[start Supplied data]

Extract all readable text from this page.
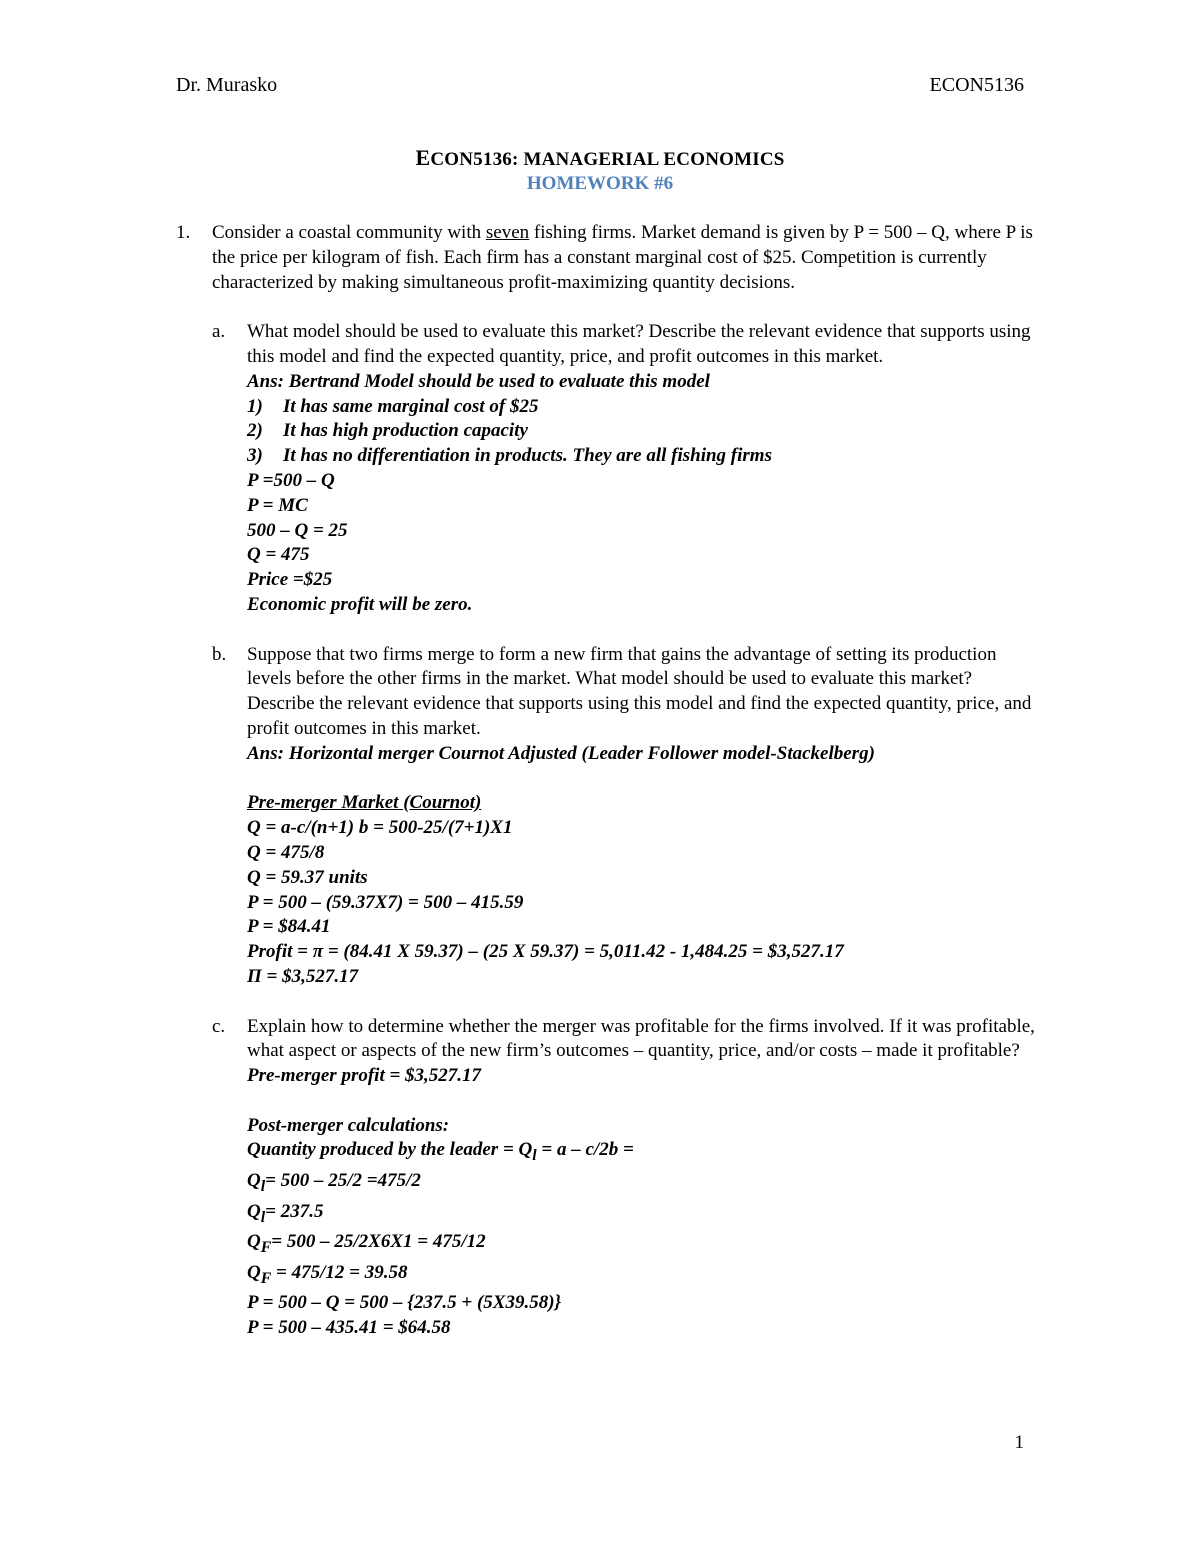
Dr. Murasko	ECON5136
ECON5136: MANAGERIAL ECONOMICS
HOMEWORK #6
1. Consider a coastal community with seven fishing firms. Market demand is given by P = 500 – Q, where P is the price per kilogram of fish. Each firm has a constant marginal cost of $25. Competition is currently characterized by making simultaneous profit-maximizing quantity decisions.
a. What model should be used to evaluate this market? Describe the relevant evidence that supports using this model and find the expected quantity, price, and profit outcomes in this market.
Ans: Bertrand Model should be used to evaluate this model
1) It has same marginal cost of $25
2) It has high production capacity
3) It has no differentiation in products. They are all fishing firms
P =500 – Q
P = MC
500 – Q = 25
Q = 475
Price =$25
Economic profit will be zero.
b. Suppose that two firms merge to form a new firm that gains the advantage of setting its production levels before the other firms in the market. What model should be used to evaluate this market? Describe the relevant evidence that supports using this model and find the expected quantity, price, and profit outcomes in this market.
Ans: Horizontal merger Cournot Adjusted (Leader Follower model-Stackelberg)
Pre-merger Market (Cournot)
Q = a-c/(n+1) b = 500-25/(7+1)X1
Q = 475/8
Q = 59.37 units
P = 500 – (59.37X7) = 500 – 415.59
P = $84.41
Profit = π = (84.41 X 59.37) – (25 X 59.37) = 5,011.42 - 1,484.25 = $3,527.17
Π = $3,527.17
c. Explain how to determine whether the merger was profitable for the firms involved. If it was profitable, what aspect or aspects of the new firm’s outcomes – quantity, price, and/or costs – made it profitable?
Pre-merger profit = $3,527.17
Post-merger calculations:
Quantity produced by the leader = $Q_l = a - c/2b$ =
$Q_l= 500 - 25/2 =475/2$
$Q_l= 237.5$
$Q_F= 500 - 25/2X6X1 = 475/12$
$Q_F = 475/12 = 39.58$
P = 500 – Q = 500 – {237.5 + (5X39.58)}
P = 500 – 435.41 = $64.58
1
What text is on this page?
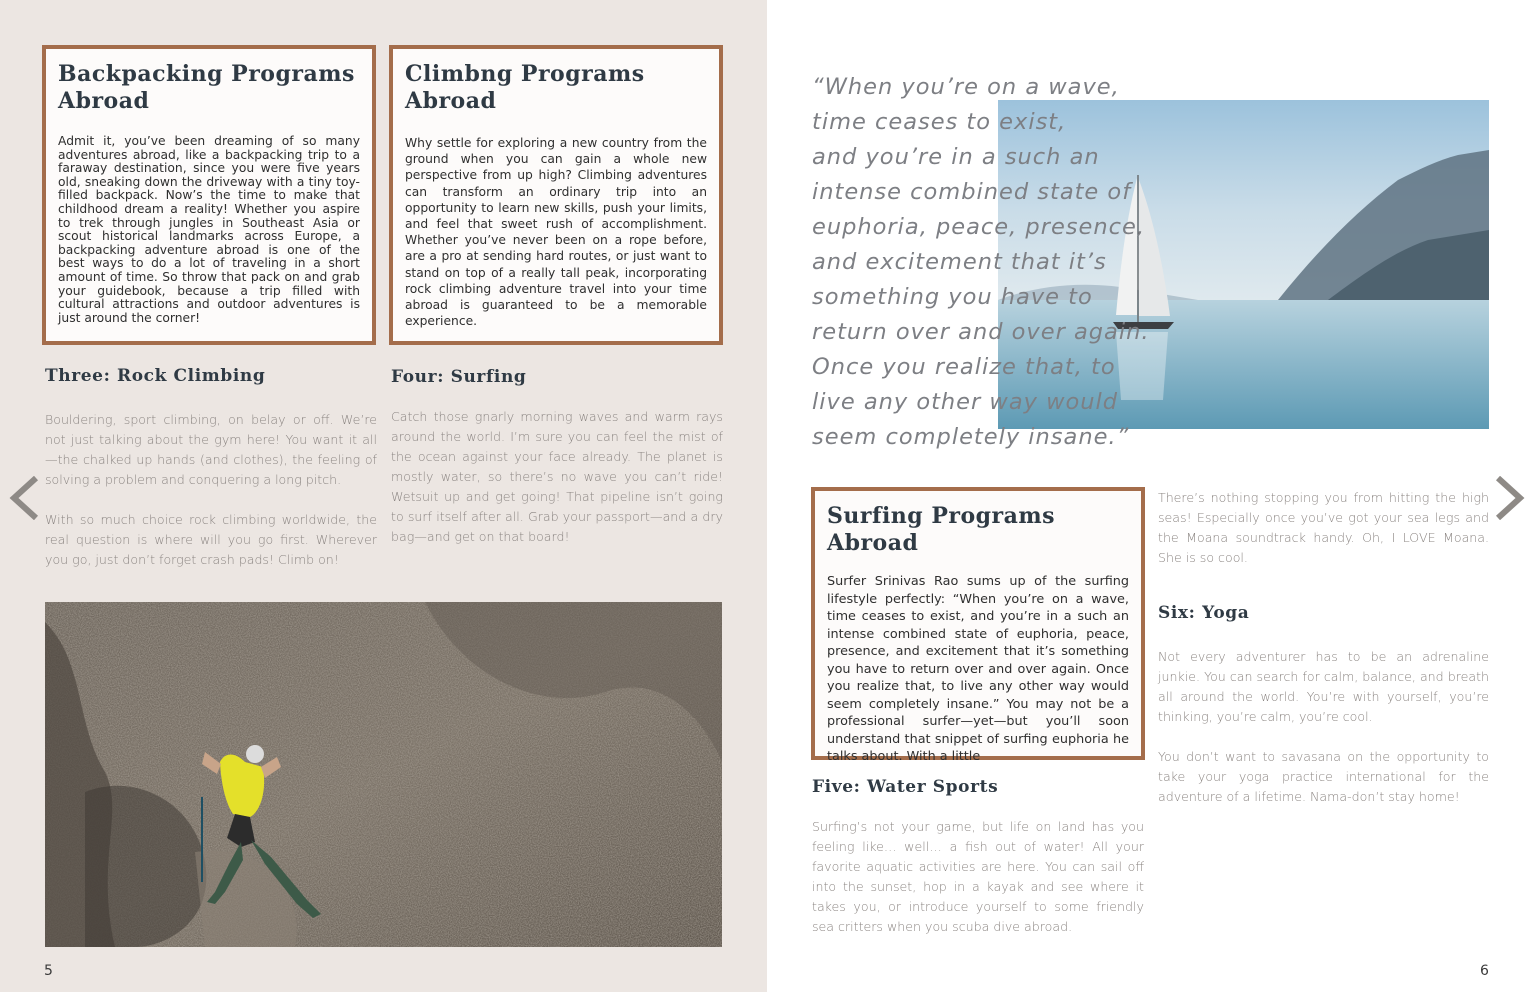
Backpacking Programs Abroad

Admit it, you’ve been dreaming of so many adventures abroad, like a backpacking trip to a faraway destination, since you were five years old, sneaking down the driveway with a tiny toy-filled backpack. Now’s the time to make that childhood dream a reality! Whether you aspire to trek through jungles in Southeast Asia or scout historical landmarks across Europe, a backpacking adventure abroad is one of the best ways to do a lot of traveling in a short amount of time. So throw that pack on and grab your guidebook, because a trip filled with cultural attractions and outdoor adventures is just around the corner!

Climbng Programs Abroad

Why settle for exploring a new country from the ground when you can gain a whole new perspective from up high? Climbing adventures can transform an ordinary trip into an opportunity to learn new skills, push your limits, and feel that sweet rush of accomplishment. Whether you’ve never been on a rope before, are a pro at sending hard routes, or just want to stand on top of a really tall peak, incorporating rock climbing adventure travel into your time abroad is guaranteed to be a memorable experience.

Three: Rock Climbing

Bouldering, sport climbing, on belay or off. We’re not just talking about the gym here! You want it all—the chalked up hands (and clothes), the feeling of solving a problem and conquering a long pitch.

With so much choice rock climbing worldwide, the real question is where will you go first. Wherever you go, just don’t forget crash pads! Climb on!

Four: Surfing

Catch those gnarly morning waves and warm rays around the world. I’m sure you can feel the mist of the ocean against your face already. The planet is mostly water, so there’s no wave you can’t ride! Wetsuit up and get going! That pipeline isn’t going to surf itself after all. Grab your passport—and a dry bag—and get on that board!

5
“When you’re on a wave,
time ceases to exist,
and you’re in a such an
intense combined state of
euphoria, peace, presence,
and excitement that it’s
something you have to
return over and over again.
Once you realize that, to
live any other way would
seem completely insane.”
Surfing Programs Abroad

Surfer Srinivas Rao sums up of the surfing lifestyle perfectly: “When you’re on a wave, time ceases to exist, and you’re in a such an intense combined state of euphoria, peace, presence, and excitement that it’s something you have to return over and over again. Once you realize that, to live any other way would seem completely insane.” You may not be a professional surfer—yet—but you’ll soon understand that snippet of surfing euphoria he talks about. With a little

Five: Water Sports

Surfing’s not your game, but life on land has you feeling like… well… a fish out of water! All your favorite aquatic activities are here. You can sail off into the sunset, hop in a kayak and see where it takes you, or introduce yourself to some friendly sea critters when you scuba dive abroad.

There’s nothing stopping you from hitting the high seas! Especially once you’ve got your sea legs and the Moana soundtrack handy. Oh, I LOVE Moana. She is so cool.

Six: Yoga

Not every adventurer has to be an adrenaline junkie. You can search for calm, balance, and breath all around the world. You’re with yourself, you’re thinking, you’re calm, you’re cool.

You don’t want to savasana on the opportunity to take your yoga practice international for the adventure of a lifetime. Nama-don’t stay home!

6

[end Supplied data]
[start Supplied data]

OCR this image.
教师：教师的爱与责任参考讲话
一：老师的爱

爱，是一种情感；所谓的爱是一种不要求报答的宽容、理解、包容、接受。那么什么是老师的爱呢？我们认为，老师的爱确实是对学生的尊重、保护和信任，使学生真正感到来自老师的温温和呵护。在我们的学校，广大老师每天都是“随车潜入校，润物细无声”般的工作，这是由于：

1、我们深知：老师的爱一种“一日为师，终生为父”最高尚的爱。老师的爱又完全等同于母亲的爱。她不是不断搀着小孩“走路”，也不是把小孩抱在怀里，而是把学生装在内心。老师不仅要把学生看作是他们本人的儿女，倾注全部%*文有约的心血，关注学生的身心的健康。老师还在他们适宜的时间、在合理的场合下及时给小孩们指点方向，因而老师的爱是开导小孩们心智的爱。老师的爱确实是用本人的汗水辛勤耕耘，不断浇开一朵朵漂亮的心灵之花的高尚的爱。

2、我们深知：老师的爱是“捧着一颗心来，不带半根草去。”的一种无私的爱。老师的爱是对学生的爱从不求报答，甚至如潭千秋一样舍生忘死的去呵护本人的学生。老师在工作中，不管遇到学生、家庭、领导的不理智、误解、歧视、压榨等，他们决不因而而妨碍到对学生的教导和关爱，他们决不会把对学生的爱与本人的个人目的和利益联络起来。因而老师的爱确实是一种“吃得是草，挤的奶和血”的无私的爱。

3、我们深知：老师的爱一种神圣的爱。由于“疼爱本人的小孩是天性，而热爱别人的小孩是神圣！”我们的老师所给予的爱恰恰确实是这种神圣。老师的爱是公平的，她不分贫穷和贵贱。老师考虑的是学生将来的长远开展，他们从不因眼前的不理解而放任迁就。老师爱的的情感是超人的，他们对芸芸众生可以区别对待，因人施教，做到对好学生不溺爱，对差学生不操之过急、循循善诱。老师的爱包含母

[end Supplied data]

Lines that hold "production" are the ones to copy; find all of them.

2) It has high production capacity
b. Suppose that two firms merge to form a new firm that gains the advantage of setting its production levels before the other firms in the market. What model should be used to evaluate this market? Describe the relevant evidence that supports using this model and find the expected quantity, price, and profit outcomes in this market.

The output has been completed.